Der Name stößt allerdings nicht auf Begeisterung:
"Nein, das ist nichts, der Name gefällt mir nicht, versetzte Don Quixote; ich muß einen haben, der sich auf die Empfindungen meines Herzens bezieht."
Es ist hier allerdings ein ironischerweise gerade ins Gegenteil des Raub-Ritters verkehrter Ehrentitel, denn er bezieht sich auf eine Episode aus dem 3. Kapitel des 6. Theils ("Thut kund, wie sehr die fahrende Ritterschaft der Welt zu Nutz und Frommen gereiche") auf S. 33, "als unserer tapferer Rächer alles Unrechts" einem unter die Räuber gefallenen Mädchen und zwei ihr beistehenden Fremden zu Hilfe eilte, "mit gefällter Lanze herbeyflog, und den Räuber von hintenzu durch und durch rennte, daß die Lanze in der Wunde stecken blieb, und der Kerl halbtodt zur Erde stürzte....", worauf er mit seinem Furor auch den Rest der Räuber in die Flucht schlägt.
Erinnert sei hier aber auch an das 14. Kapitel aus dem 2. Teil des Don Quixote (S. 331 ff.), in dem der fahrende Ritter Don Quixote sich durch die Heilige Bruderschaft (Santa Hermandad) als Straßenräuber denunziert sieht und dies mit Verve und voller Empörung zurückweist. Der caballero andante war im sich absolutistisch entwickelnden Staat der Katholischen Könige ein Anachronismus geworden, die Santa Hermandad (ausgestattet mit Gerichtsbefugnissen und einer Landpolizei) unterband als Vertreter der Staatsgewalt die "Selbstjustiz" der Ritter und bedeutete das Ende ihrer Privilegien. Sie hatte sich mit Unterstützung der Könige zu einem mächtigen Werkzeug in den Händen der Städte gegen die kastilischen Adligen entwickelt, die ihrerseits die Städte der Übergriffe auf ihre alten Privilegien und Rechtstitel anklagten. In der Berufung von Don Quixote auf Gerechtigkeit und Ehre und in der Polemik gegen die Santa Hermandad (die er seinerseits Straßenräuber nennt) spiegelt sich dieser historische Konflikt, aber auch die offene Sozialkritik von Cervantes, die einem scheinbar Verrückten in den Mund gelegt wird, sehr nachdrücklich.
(Im 1. Band 1826 der in Fulda erschienenen Buchonia : Eine Zeitschrift für vaterländische Geschichte, Alterthumskunde, Geographie, Statistik und Topographie findet sich auf S. 125 tatsächlich ein echter (nicht ins ironische verkehrte) Beleg für diese seltene Variante, "Er zerstörte die Hauptzufluchtsörter dieser Räuber-Ritter" - http://books.google.de/books?id=1YYAAAAAcAAJ&pg=PA125 )
▬▬▬
Zu erledigen
Schreibe im Text über Don Quixote das Stück von "Es ist hier" bis einschließlich "die Flucht schlägt." noch einmal ab und benenne dabei "Lanze" überall in "Pike" um.

Verfügbare Daten
▬▬▬
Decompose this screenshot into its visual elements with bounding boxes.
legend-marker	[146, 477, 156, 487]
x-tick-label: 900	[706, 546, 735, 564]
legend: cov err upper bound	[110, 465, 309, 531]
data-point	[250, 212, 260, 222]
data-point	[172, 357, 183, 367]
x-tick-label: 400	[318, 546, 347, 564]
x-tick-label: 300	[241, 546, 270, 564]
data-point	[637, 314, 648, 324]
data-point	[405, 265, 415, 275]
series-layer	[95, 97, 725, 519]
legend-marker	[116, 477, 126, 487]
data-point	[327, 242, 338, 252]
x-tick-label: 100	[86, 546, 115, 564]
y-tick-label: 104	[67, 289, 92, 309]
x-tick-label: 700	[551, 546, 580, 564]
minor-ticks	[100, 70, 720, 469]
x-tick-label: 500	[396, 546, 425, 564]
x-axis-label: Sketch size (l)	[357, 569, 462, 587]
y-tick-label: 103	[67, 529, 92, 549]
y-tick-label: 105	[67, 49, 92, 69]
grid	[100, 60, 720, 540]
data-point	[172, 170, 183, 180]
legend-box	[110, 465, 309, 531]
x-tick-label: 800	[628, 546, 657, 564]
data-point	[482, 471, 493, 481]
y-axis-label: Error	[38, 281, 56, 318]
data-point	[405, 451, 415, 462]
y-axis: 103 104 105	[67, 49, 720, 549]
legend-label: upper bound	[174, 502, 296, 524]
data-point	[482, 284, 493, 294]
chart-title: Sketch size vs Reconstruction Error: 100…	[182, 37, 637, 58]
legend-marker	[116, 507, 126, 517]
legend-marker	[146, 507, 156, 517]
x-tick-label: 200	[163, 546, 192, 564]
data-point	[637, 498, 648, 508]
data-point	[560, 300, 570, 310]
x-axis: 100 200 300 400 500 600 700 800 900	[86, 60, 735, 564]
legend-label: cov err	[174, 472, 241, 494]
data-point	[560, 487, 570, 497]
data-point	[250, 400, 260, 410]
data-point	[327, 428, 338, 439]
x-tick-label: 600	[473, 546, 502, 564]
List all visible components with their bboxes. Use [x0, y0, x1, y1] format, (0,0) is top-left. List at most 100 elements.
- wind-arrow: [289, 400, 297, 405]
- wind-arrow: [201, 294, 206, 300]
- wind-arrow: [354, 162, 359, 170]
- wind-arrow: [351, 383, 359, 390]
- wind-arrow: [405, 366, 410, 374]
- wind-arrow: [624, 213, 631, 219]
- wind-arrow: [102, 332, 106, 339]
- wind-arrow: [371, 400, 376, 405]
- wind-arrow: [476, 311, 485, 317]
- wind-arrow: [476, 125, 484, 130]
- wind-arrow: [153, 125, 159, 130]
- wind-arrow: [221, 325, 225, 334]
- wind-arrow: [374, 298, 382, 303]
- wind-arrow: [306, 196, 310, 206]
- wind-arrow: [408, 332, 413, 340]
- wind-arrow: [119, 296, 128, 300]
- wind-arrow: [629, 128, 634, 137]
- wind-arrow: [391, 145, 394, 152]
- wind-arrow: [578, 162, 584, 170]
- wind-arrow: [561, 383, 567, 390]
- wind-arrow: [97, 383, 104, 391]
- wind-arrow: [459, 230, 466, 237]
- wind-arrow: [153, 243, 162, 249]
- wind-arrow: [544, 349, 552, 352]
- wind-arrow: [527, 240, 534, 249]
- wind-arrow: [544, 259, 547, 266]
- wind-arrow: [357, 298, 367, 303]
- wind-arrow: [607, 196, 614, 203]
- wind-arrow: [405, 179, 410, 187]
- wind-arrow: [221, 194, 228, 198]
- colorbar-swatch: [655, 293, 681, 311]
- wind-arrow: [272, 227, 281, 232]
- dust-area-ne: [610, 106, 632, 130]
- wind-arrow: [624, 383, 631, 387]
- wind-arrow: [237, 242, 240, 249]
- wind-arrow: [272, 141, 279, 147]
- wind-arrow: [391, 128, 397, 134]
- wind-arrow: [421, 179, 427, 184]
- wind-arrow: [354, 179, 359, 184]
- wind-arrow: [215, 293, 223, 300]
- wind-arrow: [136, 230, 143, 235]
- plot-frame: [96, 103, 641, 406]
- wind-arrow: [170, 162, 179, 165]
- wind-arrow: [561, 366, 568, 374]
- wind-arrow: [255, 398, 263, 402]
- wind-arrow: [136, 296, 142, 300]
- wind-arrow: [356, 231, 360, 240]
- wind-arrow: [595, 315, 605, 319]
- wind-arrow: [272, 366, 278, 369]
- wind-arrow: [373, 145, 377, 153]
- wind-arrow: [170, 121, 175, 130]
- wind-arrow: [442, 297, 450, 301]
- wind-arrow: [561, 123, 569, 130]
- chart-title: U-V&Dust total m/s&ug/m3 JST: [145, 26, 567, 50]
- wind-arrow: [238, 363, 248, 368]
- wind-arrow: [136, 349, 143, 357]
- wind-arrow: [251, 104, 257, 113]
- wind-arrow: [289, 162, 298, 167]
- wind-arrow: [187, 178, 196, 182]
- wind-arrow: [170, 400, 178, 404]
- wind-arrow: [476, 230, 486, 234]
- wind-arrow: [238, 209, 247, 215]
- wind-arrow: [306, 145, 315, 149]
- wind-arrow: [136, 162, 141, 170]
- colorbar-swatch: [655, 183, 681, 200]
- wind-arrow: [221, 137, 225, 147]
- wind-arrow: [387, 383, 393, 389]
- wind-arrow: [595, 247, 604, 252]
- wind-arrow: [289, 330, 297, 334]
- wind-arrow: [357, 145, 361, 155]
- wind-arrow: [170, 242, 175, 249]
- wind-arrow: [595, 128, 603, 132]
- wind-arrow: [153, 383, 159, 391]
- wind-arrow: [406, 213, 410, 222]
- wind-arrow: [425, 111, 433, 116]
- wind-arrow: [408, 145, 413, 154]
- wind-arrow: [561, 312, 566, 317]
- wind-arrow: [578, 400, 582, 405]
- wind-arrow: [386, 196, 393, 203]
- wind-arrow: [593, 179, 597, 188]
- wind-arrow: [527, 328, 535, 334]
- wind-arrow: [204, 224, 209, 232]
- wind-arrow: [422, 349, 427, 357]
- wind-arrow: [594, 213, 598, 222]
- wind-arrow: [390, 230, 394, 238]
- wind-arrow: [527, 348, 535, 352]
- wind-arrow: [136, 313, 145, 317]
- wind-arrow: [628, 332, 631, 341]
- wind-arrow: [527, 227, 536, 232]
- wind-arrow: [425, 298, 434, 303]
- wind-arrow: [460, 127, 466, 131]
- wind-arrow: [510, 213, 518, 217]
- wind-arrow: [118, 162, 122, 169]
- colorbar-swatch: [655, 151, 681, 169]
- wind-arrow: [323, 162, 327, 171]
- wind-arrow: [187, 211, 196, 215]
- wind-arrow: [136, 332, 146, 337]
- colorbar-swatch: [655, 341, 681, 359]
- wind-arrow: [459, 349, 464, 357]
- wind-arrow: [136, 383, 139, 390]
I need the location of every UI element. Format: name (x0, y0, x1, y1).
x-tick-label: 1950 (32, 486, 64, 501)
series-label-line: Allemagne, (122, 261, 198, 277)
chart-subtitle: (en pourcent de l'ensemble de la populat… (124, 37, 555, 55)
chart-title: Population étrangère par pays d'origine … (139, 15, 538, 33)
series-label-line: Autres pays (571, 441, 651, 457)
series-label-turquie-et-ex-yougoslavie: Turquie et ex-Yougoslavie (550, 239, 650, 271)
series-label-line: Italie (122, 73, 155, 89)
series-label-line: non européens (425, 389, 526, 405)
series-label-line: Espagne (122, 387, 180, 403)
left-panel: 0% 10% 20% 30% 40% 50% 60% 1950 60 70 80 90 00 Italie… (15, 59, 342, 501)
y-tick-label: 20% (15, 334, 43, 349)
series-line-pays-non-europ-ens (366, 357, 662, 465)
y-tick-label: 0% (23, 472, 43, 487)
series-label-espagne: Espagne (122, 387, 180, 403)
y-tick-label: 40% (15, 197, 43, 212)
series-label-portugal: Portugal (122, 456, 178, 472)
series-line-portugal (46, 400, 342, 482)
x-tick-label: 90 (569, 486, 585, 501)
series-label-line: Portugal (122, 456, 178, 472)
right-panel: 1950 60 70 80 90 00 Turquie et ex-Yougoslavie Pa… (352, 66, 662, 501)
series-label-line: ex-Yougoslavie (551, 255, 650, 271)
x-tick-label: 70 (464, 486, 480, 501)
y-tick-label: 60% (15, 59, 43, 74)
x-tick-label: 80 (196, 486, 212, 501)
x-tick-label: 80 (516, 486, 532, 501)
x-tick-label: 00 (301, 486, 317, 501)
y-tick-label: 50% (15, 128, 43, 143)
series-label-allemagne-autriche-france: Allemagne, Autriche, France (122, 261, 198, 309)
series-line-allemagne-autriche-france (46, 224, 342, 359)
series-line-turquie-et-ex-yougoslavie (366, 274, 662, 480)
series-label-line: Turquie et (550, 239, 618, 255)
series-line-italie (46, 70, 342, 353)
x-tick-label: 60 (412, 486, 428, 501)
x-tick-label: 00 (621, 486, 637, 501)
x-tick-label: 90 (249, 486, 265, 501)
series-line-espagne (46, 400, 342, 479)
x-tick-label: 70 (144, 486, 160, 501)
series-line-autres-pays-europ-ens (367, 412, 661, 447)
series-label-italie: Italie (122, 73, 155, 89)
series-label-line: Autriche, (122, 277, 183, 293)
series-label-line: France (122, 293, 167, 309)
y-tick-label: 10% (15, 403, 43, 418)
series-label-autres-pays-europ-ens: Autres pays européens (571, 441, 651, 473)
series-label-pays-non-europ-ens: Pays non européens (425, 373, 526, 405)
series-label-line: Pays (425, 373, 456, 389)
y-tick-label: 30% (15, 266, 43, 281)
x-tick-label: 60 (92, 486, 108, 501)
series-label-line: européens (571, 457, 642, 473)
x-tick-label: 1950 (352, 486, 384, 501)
▬▬▬
Lösung unten
Es ist hier allerdings ein ironischerweise gerade ins Gegenteil des Raub-Ritters verkehrter Ehrentitel, denn er bezieht sich auf eine Episode aus dem 3. Kapitel des 6. Theils ("Thut kund, wie sehr die fahrende Ritterschaft der Welt zu Nutz und Frommen gereiche") auf S. 33, "als unserer tapferer Rächer alles Unrechts" einem unter die Räuber gefallenen Mädchen und zwei ihr beistehenden Fremden zu Hilfe eilte, "mit gefällter Pike herbeyflog, und den Räuber von hintenzu durch und durch rennte, daß die Pike in der Wunde stecken blieb, und der Kerl halbtodt zur Erde stürzte....", worauf er mit seinem Furor auch den Rest der Räuber in die Flucht schlägt.